#### MATERIAL FOR THIS EXERCISE:

* begin *

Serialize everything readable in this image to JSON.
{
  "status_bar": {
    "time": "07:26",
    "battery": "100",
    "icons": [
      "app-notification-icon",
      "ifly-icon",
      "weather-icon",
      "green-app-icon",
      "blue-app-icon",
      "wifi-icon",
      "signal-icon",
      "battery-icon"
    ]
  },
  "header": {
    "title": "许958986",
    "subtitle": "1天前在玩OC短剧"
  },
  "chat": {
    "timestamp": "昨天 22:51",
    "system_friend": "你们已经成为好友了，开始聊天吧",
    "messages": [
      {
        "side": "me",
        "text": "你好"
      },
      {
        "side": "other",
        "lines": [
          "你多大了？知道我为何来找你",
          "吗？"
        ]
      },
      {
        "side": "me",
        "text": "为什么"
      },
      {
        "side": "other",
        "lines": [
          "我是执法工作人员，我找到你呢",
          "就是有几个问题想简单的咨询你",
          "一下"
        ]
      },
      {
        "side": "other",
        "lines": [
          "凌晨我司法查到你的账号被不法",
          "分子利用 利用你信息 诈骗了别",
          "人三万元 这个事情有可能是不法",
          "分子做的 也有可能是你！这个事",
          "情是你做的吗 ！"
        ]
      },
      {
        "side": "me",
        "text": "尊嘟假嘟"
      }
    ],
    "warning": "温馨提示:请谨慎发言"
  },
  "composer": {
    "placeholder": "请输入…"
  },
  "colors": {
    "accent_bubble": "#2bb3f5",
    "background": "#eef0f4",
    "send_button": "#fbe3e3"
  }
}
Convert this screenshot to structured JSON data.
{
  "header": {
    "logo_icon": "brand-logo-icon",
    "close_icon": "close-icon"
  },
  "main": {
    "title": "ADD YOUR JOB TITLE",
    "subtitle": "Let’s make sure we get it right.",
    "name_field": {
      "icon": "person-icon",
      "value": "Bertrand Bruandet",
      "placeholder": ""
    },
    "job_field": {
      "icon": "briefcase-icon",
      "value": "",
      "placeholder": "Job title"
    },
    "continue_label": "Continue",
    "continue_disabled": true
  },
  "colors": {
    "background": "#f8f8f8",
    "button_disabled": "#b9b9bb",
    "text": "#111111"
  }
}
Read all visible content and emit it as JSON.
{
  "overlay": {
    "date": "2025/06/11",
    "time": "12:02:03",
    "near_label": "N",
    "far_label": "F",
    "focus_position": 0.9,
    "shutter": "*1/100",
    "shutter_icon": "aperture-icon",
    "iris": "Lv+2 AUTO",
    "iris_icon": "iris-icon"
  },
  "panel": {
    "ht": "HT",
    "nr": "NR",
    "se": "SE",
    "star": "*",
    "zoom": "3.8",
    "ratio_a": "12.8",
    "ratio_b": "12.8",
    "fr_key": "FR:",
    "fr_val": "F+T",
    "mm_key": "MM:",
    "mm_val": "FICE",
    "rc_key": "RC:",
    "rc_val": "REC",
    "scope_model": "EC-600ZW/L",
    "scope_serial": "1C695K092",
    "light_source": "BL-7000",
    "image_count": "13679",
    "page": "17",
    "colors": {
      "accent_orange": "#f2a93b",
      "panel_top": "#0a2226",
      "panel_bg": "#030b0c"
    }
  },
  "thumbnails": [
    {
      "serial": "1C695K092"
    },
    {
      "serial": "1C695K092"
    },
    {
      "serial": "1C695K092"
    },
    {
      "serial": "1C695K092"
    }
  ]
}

* end *

Report the count of lines in the entries that contain the string "JSON", and nothing besides it.

#### RESULT:
3